--- THINGS TO DO ---
[1] In the entries, copy out every line from the one containing "item-description: เนื้อเงิน หน้ากากทองคำ" through the one containing "row-number: 1 [30,218,69,384]", both included, unchanged.
[2] Carry on the passage about whether Jesus was a failed apocalyptic prophet, starting right after its last sentence.
[Start of PROVIDED TEXT]
Jesus was many things. One of those things was an apocalyptic prophet. He prophesied about the end of many things, including the end of the world (as we know it). So, a question naturally arises: where is he? And how long do we wait before calling his “delay” a “failure”?

This is a question that disturbs Christians and exasperates skeptics. Christians—and the rest of the world in one way or another—cry out with the Psalmist, “How long, O Lord?” Skeptics are exasperated by the Christian’s stubbornness. Of course Jesus is a failed apocalyptic prophet, they say. How else do you explain his absence?

So, was Jesus a failed apocalyptic prophet? It is a great question. And this surface level look at the facts certainly seems to suggest that he was. Every other prophet who has prophesied the end of the world has been wrong, and so the odds are certainly against Jesus. But let’s check the sources before we jump to any conclusions.

Who is Making This Claim & Why

Several scholars have tried to understand what and who Jesus was for over a century. The history of this debate is fascinating but outside of our scope here. Several of those scholars concluded that Jesus was an apocalyptic prophet. Others said Jesus wasn’t apocalyptic at all. But some made the logical jump: if Jesus was an apocalyptic prophet, then he must have been a failed prophet because he did not return when he said he would.

Our main focus here will be on one particular modern scholar, however. Most people today are aware of the claim that Jesus was a failed apocalyptic prophet due to the work of Dr. Bart Ehrman, a New Testament scholar at the University of North Carolina, Chapel Hill.  

In Bart Ehrman’s How Jesus Became God (HarperOne, 2015), Ehrman attempts to make the case that Jesus was not considered God in the earliest generations of Christianity. One of his pieces of evidence is how the earliest Gospels accounts show Jesus prophesying the end of the world and his return.
[End of PROVIDED TEXT]
[Start of GIVEN ENTRIES]
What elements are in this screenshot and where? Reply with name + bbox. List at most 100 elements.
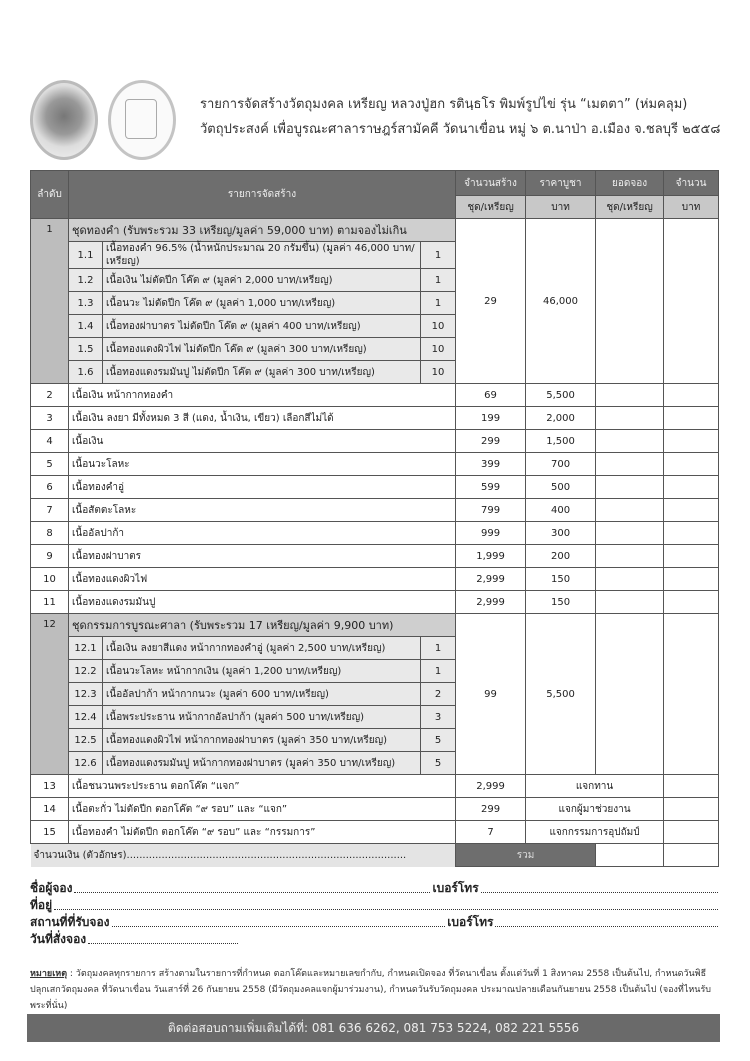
item-description: เนื้อเงิน หน้ากากทองคำ [67,383,457,407]
row-number: 4 [30,429,69,453]
sub-description: เนื้อเงิน ลงยาสีแดง หน้ากากทองคำอู่ (มูล… [102,636,421,660]
booked-cell[interactable] [595,590,665,614]
qty-cell: 1,999 [455,544,527,568]
contact-bar: ติดต่อสอบถามเพิ่มเติมได้ที่: 081 636 626… [27,1014,720,1042]
document-title: รายการจัดสร้างวัตถุมงคล เหรียญ หลวงปู่ฮก… [200,92,725,142]
booked-cell[interactable] [595,521,665,545]
row-number: 2 [30,383,69,407]
booked-cell[interactable] [595,544,665,568]
medal-images [30,80,180,160]
sub-number: 1.2 [68,268,103,292]
name-field[interactable] [74,880,431,893]
total-row: จำนวนเงิน (ตัวอักษร)....................… [30,843,720,867]
amount-cell[interactable] [663,475,720,499]
sub-description: เนื้ออัลปาก้า หน้ากากนวะ (มูลค่า 600 บาท… [102,682,421,706]
amount-cell[interactable] [663,383,720,407]
row-number: 1 [30,218,69,384]
booked-cell[interactable] [595,498,665,522]
table-sub-row: 12.3 เนื้ออัลปาก้า หน้ากากนวะ (มูลค่า 600… [31,682,719,706]
qty-cell: 999 [455,521,527,545]
amount-cell[interactable] [663,613,720,775]
sub-quantity: 5 [419,728,457,752]
amount-cell[interactable] [663,429,720,453]
sub-description: เนื้อนวะโลหะ หน้ากากเงิน (มูลค่า 1,200 บ… [102,659,421,683]
header-amount: จำนวน [663,170,720,196]
sub-description: เนื้อทองแดงรมมันปู หน้ากากทองฝาบาตร (มูล… [102,751,421,775]
unit-qty: ชุด/เหรียญ [455,195,527,219]
price-cell: 5,500 [525,383,597,407]
booked-cell[interactable] [595,452,665,476]
amount-cell[interactable] [663,797,720,821]
table-sub-row: 1.5 เนื้อทองแดงผิวไฟ ไม่ตัดปีก โค๊ต ๙ (มู… [31,337,719,361]
row-number: 9 [30,544,69,568]
price-cell: 150 [525,567,597,591]
item-description: เนื้อทองคำอู่ [67,475,457,499]
sub-number: 1.5 [68,337,103,361]
phone2-field[interactable] [495,914,718,927]
qty-cell: 199 [455,406,527,430]
table-row: 3 เนื้อเงิน ลงยา มีทั้งหมด 3 สี (แดง, น้ำ… [30,406,720,430]
price-cell: 150 [525,590,597,614]
phone2-label: เบอร์โทร [447,915,494,929]
sub-quantity: 5 [419,751,457,775]
address-label: ที่อยู่ [30,898,53,912]
address-field[interactable] [54,897,718,910]
amount-cell[interactable] [663,820,720,844]
amount-cell[interactable] [663,498,720,522]
amount-cell[interactable] [663,590,720,614]
qty-cell: 299 [455,797,527,821]
amount-cell[interactable] [663,406,720,430]
sub-number: 12.3 [68,682,103,706]
row-number: 7 [30,498,69,522]
amount-cell[interactable] [663,218,720,384]
medal-back-image [108,80,176,160]
amount-cell[interactable] [663,452,720,476]
unit-amount: บาท [663,195,720,219]
distribution-note: แจกทาน [525,774,665,798]
price-cell: 200 [525,544,597,568]
table-sub-row: 1.6 เนื้อทองแดงรมมันปู ไม่ตัดปีก โค๊ต ๙ (… [31,360,719,384]
booked-cell[interactable] [595,383,665,407]
sub-quantity: 3 [419,705,457,729]
booked-cell[interactable] [595,475,665,499]
total-booked-cell[interactable] [595,843,665,867]
sub-description: เนื้อทองแดงผิวไฟ ไม่ตัดปีก โค๊ต ๙ (มูลค่… [102,337,421,361]
header-booked: ยอดจอง [595,170,665,196]
table-sub-row: 1.1 เนื้อทองคำ 96.5% (น้ำหนักประมาณ 20 กร… [31,241,719,269]
header-price: ราคาบูชา [525,170,597,196]
unit-price: บาท [525,195,597,219]
table-sub-row: 12.5 เนื้อทองแดงผิวไฟ หน้ากากทองฝาบาตร (ม… [31,728,719,752]
booked-cell[interactable] [595,429,665,453]
booked-cell[interactable] [595,406,665,430]
phone-field[interactable] [480,880,718,893]
date-field[interactable] [88,931,239,944]
row-number: 8 [30,521,69,545]
booked-cell[interactable] [595,218,665,384]
sub-number: 12.1 [68,636,103,660]
booked-cell[interactable] [595,613,665,775]
sub-quantity: 1 [419,241,457,269]
sub-description: เนื้อทองแดงผิวไฟ หน้ากากทองฝาบาตร (มูลค่… [102,728,421,752]
table-row: 14 เนื้อตะกั่ว ไม่ตัดปีก ตอกโค๊ต “๙ รอบ” … [30,797,720,821]
total-amount-cell[interactable] [663,843,720,867]
price-cell: 300 [525,521,597,545]
item-description: เนื้อทองแดงผิวไฟ [67,567,457,591]
place-label: สถานที่ที่รับจอง [30,915,110,929]
sub-quantity: 1 [419,268,457,292]
table-sub-row: 1.3 เนื้อนวะ ไม่ตัดปีก โค๊ต ๙ (มูลค่า 1,0… [31,291,719,315]
price-cell: 5,500 [525,613,597,775]
sub-quantity: 1 [419,636,457,660]
amount-cell[interactable] [663,544,720,568]
sub-number: 1.1 [68,241,103,269]
amount-cell[interactable] [663,774,720,798]
item-description: เนื้อเงิน ลงยา มีทั้งหมด 3 สี (แดง, น้ำเ… [67,406,457,430]
table-sub-row: 12.4 เนื้อพระประธาน หน้ากากอัลปาก้า (มูลค… [31,705,719,729]
amount-cell[interactable] [663,521,720,545]
table-row: 10 เนื้อทองแดงผิวไฟ 2,999 150 [30,567,720,591]
place-field[interactable] [111,914,446,927]
qty-cell: 799 [455,498,527,522]
booked-cell[interactable] [595,567,665,591]
header-qty: จำนวนสร้าง [455,170,527,196]
table-row: 7 เนื้อสัตตะโลหะ 799 400 [30,498,720,522]
amount-cell[interactable] [663,567,720,591]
[End of GIVEN ENTRIES]
--- ANSWER SET ---
[1]
item-description: เนื้อเงิน หน้ากากทองคำ [67,383,457,407]
row-number: 4 [30,429,69,453]
sub-description: เนื้อเงิน ลงยาสีแดง หน้ากากทองคำอู่ (มูล… [102,636,421,660]
booked-cell[interactable] [595,590,665,614]
qty-cell: 1,999 [455,544,527,568]
contact-bar: ติดต่อสอบถามเพิ่มเติมได้ที่: 081 636 626… [27,1014,720,1042]
document-title: รายการจัดสร้างวัตถุมงคล เหรียญ หลวงปู่ฮก… [200,92,725,142]
booked-cell[interactable] [595,521,665,545]
row-number: 2 [30,383,69,407]
booked-cell[interactable] [595,544,665,568]
medal-images [30,80,180,160]
sub-number: 1.2 [68,268,103,292]
name-field[interactable] [74,880,431,893]
total-row: จำนวนเงิน (ตัวอักษร)....................… [30,843,720,867]
amount-cell[interactable] [663,475,720,499]
sub-description: เนื้ออัลปาก้า หน้ากากนวะ (มูลค่า 600 บาท… [102,682,421,706]
amount-cell[interactable] [663,383,720,407]
row-number: 1 [30,218,69,384]

[2]
The main texts Dr. Ehrman cites in his case are Mark 9:1 and 13:30 (which are paralleled in Matthew 16:28, 24:1-51; Luke 9:27, 21:5-36). Jesus told his followers in Mark 9:1 that “some of you standing here will not taste death before you see that the kingdom of God has come in power.” Jesus also said during the Olivet Discourse that “this generation will not pass away before all these [apocalyptic] things take place” (Mark 13:30). Ehrman adds, “[Jesus] thought the apocalyptic end would arrive very soon, before all disciples had died” (102).

Dr. Ehrman makes many claims in his book that are refuted by others. And he has continued to make contradictory statements and other odd claims about Jesus’s divinity and his alleged similarity to other historical figures. Ehrman does the same thing with his apocalyptic argument. He explains in more details in his earlier book, Jesus: Apocalyptic Prophet of the New Millennium,that Jesus was merely a dime-a-dozen apocalyptic preacher against the Roman occupation of Israel.

The point is that Bart Ehrman is driven to prove that Jesus was not considered God in the earliest church. Rather, he claims Jesus was considered merely an apocalyptic prophet. And in that, Ehrman concludes, Jesus failed. This is meant to undermine modern Christians’ belief in Jesus’s divinity.  

Introduction to Eschatology & Apocalypse

Fra Angelico, “Last Judgment,” c. 1450

At the heart of this debate are the terms eschatology and apocalypse. More recent popular media has distorted how we understand these terms today. Here we will discuss their precise meaning in biblical writings.

To put it simply, apocalypse is about the “unveiling of the counsels of God directly to the apocalyptic seer and thence to his readers,” according to the University of Oxford’s Christopher Rowland. A type of apocalyptic prophet arose in the years before Jesus’s birth. The apocalyptic prophet was a response to centuries of Israel’s occupation by foreign armies. This prophet was simply an evolution of prophecy, characterized by coming from an oppressed people group looking to make sense of the past and present while offering hope for the future. Sometimes this hope was related to preliminary earthly matters. Sometimes the hope was related to eternal matters. Often both.

Apocalyptic writings are written in heightened and visually fantastical images. This served to help the downtrodden who needed their theological imaginations reinvigorated. Flannery O’Connor was once asked why she created such extreme, almost grotesque characters in her novels. Her answer, as relayed to Walker Percy, is illustrative of apocalyptic literature: “for the near-blind you have to draw very large, simple caricatures.” Furthermore, the heightened language shows the real significance of the earthly events being considered in the apocalyptic message.

Eschatology has to do with the end of things—the end of the world and/or the end of an age—and final judgment. It is more concerned with final judgment than an imminent end, according to Yale Divinity School’s John J. Collins. Eschatology is also concerned with the transformation of things. In other words, the end of one thing leading to the beginning of another.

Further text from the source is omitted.